Start of Data
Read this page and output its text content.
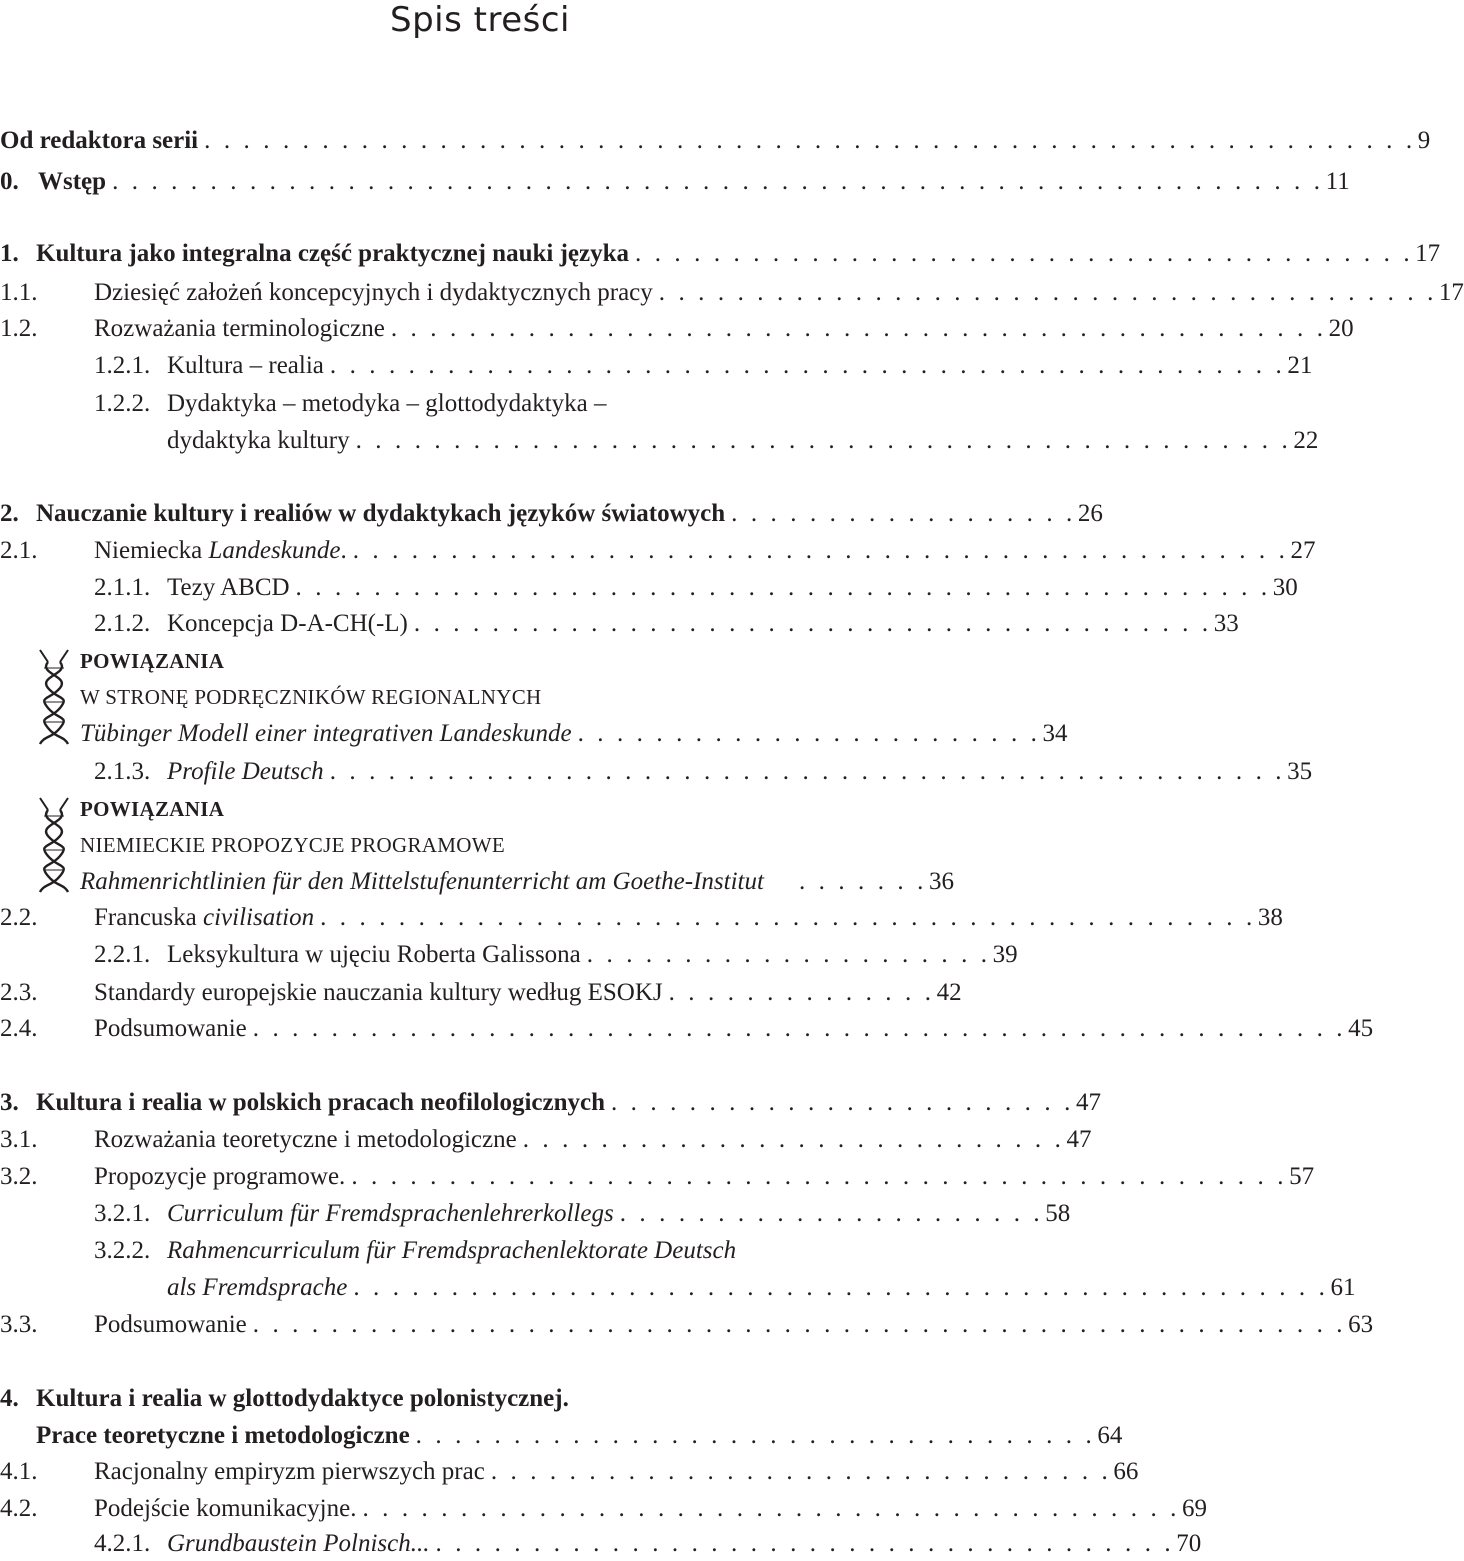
Spis treści
Od redaktora serii . . . . . . . . . . . . . . . . . . . . . . . . . . . . . . . . . . . . . . . . . . . . . . . . . . . . . . . . . . . . . . 9
0. Wstęp . . . . . . . . . . . . . . . . . . . . . . . . . . . . . . . . . . . . . . . . . . . . . . . . . . . . . . . . . . . . . . 11
1. Kultura jako integralna część praktycznej nauki języka . . . . . . . . . . . . . . . . . . . . . . . . . . . . . . . . . . . . . . . . 17
1.1.	Dziesięć założeń koncepcyjnych i dydaktycznych pracy . . . . . . . . . . . . . . . . . . . . . . . . . . . . . . . . . . . . . . . . 17
1.2.	Rozważania terminologiczne . . . . . . . . . . . . . . . . . . . . . . . . . . . . . . . . . . . . . . . . . . . . . . . . 20
1.2.1. Kultura – realia . . . . . . . . . . . . . . . . . . . . . . . . . . . . . . . . . . . . . . . . . . . . . . . . . 21
1.2.2. Dydaktyka – metodyka – glottodydaktyka –
dydaktyka kultury . . . . . . . . . . . . . . . . . . . . . . . . . . . . . . . . . . . . . . . . . . . . . . . . 22
2. Nauczanie kultury i realiów w dydaktykach języków światowych . . . . . . . . . . . . . . . . . . 26
2.1.	Niemiecka Landeskunde. . . . . . . . . . . . . . . . . . . . . . . . . . . . . . . . . . . . . . . . . . . . . . . . . 27
2.1.1. Tezy ABCD . . . . . . . . . . . . . . . . . . . . . . . . . . . . . . . . . . . . . . . . . . . . . . . . . . 30
2.1.2. Koncepcja D-A-CH(-L) . . . . . . . . . . . . . . . . . . . . . . . . . . . . . . . . . . . . . . . . . 33
POWIĄZANIA
W STRONĘ PODRĘCZNIKÓW REGIONALNYCH
Tübinger Modell einer integrativen Landeskunde . . . . . . . . . . . . . . . . . . . . . . . . 34
2.1.3. Profile Deutsch . . . . . . . . . . . . . . . . . . . . . . . . . . . . . . . . . . . . . . . . . . . . . . . . . 35
POWIĄZANIA
NIEMIECKIE PROPOZYCJE PROGRAMOWE
Rahmenrichtlinien für den Mittelstufenunterricht am Goethe-Institut	. . . . . . . 36
2.2.	Francuska civilisation . . . . . . . . . . . . . . . . . . . . . . . . . . . . . . . . . . . . . . . . . . . . . . . . 38
2.2.1. Leksykultura w ujęciu Roberta Galissona . . . . . . . . . . . . . . . . . . . . . 39
2.3.	Standardy europejskie nauczania kultury według ESOKJ . . . . . . . . . . . . . . 42
2.4.	Podsumowanie . . . . . . . . . . . . . . . . . . . . . . . . . . . . . . . . . . . . . . . . . . . . . . . . . . . . . . . . 45
3. Kultura i realia w polskich pracach neofilologicznych . . . . . . . . . . . . . . . . . . . . . . . . 47
3.1.	Rozważania teoretyczne i metodologiczne . . . . . . . . . . . . . . . . . . . . . . . . . . . . 47
3.2.	Propozycje programowe. . . . . . . . . . . . . . . . . . . . . . . . . . . . . . . . . . . . . . . . . . . . . . . . . 57
3.2.1. Curriculum für Fremdsprachenlehrerkollegs . . . . . . . . . . . . . . . . . . . . . . 58
3.2.2. Rahmencurriculum für Fremdsprachenlektorate Deutsch
als Fremdsprache . . . . . . . . . . . . . . . . . . . . . . . . . . . . . . . . . . . . . . . . . . . . . . . . . . 61
3.3.	Podsumowanie . . . . . . . . . . . . . . . . . . . . . . . . . . . . . . . . . . . . . . . . . . . . . . . . . . . . . . . . 63
4. Kultura i realia w glottodydaktyce polonistycznej.
Prace teoretyczne i metodologiczne . . . . . . . . . . . . . . . . . . . . . . . . . . . . . . . . . . . 64
4.1.	Racjonalny empiryzm pierwszych prac . . . . . . . . . . . . . . . . . . . . . . . . . . . . . . . . 66
4.2.	Podejście komunikacyjne. . . . . . . . . . . . . . . . . . . . . . . . . . . . . . . . . . . . . . . . . . . 69
4.2.1. Grundbaustein Polnisch... . . . . . . . . . . . . . . . . . . . . . . . . . . . . . . . . . . . . . . 70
End of Data
**Short problem:** Repeat the material above word for word, please, apart from its images.

**Answer to the task:**
Read this page and output its text content.
Spis treści
Od redaktora serii . . . . . . . . . . . . . . . . . . . . . . . . . . . . . . . . . . . . . . . . . . . . . . . . . . . . . . . . . . . . . . 9
0. Wstęp . . . . . . . . . . . . . . . . . . . . . . . . . . . . . . . . . . . . . . . . . . . . . . . . . . . . . . . . . . . . . . 11
1. Kultura jako integralna część praktycznej nauki języka . . . . . . . . . . . . . . . . . . . . . . . . . . . . . . . . . . . . . . . . 17
1.1.	Dziesięć założeń koncepcyjnych i dydaktycznych pracy . . . . . . . . . . . . . . . . . . . . . . . . . . . . . . . . . . . . . . . . 17
1.2.	Rozważania terminologiczne . . . . . . . . . . . . . . . . . . . . . . . . . . . . . . . . . . . . . . . . . . . . . . . . 20
1.2.1. Kultura – realia . . . . . . . . . . . . . . . . . . . . . . . . . . . . . . . . . . . . . . . . . . . . . . . . . 21
1.2.2. Dydaktyka – metodyka – glottodydaktyka –
dydaktyka kultury . . . . . . . . . . . . . . . . . . . . . . . . . . . . . . . . . . . . . . . . . . . . . . . . 22
2. Nauczanie kultury i realiów w dydaktykach języków światowych . . . . . . . . . . . . . . . . . . 26
2.1.	Niemiecka Landeskunde. . . . . . . . . . . . . . . . . . . . . . . . . . . . . . . . . . . . . . . . . . . . . . . . . 27
2.1.1. Tezy ABCD . . . . . . . . . . . . . . . . . . . . . . . . . . . . . . . . . . . . . . . . . . . . . . . . . . 30
2.1.2. Koncepcja D-A-CH(-L) . . . . . . . . . . . . . . . . . . . . . . . . . . . . . . . . . . . . . . . . . 33
POWIĄZANIA
W STRONĘ PODRĘCZNIKÓW REGIONALNYCH
Tübinger Modell einer integrativen Landeskunde . . . . . . . . . . . . . . . . . . . . . . . . 34
2.1.3. Profile Deutsch . . . . . . . . . . . . . . . . . . . . . . . . . . . . . . . . . . . . . . . . . . . . . . . . . 35
POWIĄZANIA
NIEMIECKIE PROPOZYCJE PROGRAMOWE
Rahmenrichtlinien für den Mittelstufenunterricht am Goethe-Institut	. . . . . . . 36
2.2.	Francuska civilisation . . . . . . . . . . . . . . . . . . . . . . . . . . . . . . . . . . . . . . . . . . . . . . . . 38
2.2.1. Leksykultura w ujęciu Roberta Galissona . . . . . . . . . . . . . . . . . . . . . 39
2.3.	Standardy europejskie nauczania kultury według ESOKJ . . . . . . . . . . . . . . 42
2.4.	Podsumowanie . . . . . . . . . . . . . . . . . . . . . . . . . . . . . . . . . . . . . . . . . . . . . . . . . . . . . . . . 45
3. Kultura i realia w polskich pracach neofilologicznych . . . . . . . . . . . . . . . . . . . . . . . . 47
3.1.	Rozważania teoretyczne i metodologiczne . . . . . . . . . . . . . . . . . . . . . . . . . . . . 47
3.2.	Propozycje programowe. . . . . . . . . . . . . . . . . . . . . . . . . . . . . . . . . . . . . . . . . . . . . . . . . 57
3.2.1. Curriculum für Fremdsprachenlehrerkollegs . . . . . . . . . . . . . . . . . . . . . . 58
3.2.2. Rahmencurriculum für Fremdsprachenlektorate Deutsch
als Fremdsprache . . . . . . . . . . . . . . . . . . . . . . . . . . . . . . . . . . . . . . . . . . . . . . . . . . 61
3.3.	Podsumowanie . . . . . . . . . . . . . . . . . . . . . . . . . . . . . . . . . . . . . . . . . . . . . . . . . . . . . . . . 63
4. Kultura i realia w glottodydaktyce polonistycznej.
Prace teoretyczne i metodologiczne . . . . . . . . . . . . . . . . . . . . . . . . . . . . . . . . . . . 64
4.1.	Racjonalny empiryzm pierwszych prac . . . . . . . . . . . . . . . . . . . . . . . . . . . . . . . . 66
4.2.	Podejście komunikacyjne. . . . . . . . . . . . . . . . . . . . . . . . . . . . . . . . . . . . . . . . . . . 69
4.2.1. Grundbaustein Polnisch... . . . . . . . . . . . . . . . . . . . . . . . . . . . . . . . . . . . . . . 70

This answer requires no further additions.